Stored records =>
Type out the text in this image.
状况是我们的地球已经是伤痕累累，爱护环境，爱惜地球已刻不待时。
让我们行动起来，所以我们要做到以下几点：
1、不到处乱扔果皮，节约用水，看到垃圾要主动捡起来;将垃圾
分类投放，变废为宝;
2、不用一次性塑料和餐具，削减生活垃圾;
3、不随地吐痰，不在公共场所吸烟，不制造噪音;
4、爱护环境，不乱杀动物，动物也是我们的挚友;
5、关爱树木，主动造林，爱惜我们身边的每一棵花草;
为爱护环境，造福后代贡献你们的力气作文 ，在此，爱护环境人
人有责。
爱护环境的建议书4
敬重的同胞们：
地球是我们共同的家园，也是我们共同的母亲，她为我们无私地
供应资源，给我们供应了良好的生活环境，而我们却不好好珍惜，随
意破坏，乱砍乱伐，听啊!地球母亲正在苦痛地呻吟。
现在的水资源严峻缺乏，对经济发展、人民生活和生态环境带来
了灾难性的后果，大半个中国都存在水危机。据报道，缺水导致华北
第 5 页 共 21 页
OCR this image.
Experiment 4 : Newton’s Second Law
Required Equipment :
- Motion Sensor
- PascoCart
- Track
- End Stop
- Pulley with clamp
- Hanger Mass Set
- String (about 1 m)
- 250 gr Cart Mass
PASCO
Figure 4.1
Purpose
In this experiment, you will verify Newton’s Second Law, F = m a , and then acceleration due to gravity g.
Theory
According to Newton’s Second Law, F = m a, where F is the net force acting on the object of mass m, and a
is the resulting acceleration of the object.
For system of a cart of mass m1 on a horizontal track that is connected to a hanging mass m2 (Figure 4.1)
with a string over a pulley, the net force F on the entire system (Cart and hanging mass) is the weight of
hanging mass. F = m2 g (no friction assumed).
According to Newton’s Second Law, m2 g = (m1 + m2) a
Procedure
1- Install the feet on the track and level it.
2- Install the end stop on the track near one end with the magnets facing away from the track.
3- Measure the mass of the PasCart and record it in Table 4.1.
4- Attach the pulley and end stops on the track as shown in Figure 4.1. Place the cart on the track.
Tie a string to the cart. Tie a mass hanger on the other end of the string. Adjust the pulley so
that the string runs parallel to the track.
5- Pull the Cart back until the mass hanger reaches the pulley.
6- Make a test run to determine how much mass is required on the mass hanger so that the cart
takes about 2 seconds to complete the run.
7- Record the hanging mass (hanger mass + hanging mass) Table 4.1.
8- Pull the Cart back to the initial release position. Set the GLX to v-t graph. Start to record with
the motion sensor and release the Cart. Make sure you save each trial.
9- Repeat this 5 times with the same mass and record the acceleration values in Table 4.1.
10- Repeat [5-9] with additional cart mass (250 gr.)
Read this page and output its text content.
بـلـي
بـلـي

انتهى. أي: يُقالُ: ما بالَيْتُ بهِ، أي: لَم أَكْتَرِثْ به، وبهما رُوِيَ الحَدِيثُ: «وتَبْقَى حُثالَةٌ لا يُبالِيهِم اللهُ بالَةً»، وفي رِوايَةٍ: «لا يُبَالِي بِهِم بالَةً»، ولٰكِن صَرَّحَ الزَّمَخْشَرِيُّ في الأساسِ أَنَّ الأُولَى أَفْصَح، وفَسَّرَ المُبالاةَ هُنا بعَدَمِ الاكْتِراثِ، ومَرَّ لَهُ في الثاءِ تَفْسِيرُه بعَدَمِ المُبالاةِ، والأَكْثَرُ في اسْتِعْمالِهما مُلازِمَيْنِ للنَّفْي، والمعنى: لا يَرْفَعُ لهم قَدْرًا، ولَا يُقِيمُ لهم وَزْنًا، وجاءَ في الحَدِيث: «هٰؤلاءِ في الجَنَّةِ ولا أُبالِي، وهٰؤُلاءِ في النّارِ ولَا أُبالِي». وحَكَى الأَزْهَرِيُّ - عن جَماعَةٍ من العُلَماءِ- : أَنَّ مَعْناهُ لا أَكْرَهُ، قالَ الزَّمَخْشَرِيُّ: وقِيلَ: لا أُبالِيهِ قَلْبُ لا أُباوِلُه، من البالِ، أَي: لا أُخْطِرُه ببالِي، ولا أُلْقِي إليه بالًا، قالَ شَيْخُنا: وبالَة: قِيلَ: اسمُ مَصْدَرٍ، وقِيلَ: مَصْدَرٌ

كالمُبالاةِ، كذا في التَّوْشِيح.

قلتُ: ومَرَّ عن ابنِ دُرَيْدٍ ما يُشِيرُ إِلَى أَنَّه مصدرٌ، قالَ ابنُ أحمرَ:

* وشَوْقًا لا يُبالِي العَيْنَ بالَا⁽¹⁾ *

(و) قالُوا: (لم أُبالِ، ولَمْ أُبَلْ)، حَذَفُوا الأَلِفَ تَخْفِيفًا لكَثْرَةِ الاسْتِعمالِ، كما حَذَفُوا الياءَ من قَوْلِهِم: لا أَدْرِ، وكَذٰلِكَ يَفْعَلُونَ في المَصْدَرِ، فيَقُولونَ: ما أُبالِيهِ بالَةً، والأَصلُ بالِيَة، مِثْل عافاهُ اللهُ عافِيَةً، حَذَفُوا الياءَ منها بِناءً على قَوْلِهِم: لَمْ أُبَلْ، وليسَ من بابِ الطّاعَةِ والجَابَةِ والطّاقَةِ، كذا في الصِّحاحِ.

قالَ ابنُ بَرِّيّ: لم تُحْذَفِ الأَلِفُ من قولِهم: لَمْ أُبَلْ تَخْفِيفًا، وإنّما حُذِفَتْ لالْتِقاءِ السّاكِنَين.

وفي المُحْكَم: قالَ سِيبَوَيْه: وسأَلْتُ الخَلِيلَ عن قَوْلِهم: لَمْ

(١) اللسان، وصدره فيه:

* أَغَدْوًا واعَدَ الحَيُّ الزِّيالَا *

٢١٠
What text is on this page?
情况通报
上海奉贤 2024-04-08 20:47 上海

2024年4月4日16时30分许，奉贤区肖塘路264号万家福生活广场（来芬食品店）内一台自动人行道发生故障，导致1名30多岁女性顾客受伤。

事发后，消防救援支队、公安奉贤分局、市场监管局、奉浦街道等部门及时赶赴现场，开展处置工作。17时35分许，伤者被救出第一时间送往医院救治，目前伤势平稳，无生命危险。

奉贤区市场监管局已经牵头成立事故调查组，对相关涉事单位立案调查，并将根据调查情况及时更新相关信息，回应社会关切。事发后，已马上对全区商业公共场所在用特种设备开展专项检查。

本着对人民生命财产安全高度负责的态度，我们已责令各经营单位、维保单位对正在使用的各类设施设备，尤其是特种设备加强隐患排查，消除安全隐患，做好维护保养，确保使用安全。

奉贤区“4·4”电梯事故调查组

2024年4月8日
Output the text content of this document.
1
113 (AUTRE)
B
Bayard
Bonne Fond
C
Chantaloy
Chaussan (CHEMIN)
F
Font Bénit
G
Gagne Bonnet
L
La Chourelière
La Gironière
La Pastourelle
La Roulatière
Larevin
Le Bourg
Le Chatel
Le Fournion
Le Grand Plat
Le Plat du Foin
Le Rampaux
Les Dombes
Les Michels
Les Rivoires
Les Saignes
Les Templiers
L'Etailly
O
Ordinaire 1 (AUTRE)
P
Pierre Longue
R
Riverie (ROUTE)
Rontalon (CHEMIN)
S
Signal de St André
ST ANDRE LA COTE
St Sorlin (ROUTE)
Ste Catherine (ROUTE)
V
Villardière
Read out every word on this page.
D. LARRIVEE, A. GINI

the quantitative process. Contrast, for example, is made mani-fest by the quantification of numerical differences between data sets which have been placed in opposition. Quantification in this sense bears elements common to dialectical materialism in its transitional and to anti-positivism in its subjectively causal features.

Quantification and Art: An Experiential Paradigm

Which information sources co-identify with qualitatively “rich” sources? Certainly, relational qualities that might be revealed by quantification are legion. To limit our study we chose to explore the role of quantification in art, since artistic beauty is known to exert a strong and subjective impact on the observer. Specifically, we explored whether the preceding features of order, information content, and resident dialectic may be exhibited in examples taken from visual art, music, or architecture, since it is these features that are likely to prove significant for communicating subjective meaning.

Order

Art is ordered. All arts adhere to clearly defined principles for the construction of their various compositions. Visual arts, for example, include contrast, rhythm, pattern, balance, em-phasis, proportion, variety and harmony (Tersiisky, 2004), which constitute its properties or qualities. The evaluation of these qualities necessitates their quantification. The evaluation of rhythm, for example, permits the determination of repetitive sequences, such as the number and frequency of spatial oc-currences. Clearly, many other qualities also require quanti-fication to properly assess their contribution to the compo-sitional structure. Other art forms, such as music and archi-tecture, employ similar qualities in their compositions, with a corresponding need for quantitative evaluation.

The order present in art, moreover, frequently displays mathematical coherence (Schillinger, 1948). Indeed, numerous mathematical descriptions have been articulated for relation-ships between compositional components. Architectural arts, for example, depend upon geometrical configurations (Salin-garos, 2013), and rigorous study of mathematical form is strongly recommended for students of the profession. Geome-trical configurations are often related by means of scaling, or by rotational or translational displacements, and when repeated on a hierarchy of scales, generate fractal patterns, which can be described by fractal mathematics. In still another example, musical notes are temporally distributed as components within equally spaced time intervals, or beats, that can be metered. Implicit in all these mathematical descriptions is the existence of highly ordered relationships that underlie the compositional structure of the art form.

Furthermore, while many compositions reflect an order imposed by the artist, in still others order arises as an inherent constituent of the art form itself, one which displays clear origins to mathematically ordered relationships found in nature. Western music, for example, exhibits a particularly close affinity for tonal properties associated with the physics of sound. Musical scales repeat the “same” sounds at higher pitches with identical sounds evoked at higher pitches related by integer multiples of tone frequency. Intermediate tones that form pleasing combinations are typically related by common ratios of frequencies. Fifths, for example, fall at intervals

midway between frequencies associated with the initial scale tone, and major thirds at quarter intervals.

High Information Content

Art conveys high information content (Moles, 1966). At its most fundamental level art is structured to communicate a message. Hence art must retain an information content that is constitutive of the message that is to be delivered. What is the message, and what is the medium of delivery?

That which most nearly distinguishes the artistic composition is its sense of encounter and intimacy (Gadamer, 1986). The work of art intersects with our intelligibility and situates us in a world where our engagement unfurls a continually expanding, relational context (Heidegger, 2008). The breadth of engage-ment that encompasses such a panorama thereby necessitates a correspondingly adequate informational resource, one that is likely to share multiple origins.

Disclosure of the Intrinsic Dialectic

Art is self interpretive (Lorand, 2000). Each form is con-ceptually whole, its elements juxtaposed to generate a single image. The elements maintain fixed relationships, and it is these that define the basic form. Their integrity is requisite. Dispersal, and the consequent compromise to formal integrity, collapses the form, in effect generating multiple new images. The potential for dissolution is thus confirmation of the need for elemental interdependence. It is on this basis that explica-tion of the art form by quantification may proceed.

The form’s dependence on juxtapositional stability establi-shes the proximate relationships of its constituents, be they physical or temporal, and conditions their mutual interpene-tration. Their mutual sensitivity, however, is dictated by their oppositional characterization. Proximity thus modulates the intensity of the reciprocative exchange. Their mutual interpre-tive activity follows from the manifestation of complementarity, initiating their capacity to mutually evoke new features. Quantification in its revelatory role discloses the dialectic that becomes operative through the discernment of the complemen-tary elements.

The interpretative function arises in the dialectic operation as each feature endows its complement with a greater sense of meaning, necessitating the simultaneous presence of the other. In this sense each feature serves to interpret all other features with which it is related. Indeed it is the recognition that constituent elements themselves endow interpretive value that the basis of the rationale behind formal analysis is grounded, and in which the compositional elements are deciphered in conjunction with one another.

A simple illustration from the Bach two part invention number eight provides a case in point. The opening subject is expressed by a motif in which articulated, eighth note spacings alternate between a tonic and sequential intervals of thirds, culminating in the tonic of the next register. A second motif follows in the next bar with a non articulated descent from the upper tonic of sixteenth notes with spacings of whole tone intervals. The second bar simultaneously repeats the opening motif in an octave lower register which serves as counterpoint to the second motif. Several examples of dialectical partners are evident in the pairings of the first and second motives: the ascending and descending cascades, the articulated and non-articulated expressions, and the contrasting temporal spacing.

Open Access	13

Aim =>
Reply with nothing but the number of lines that contain the word "Install".

Full output =>
2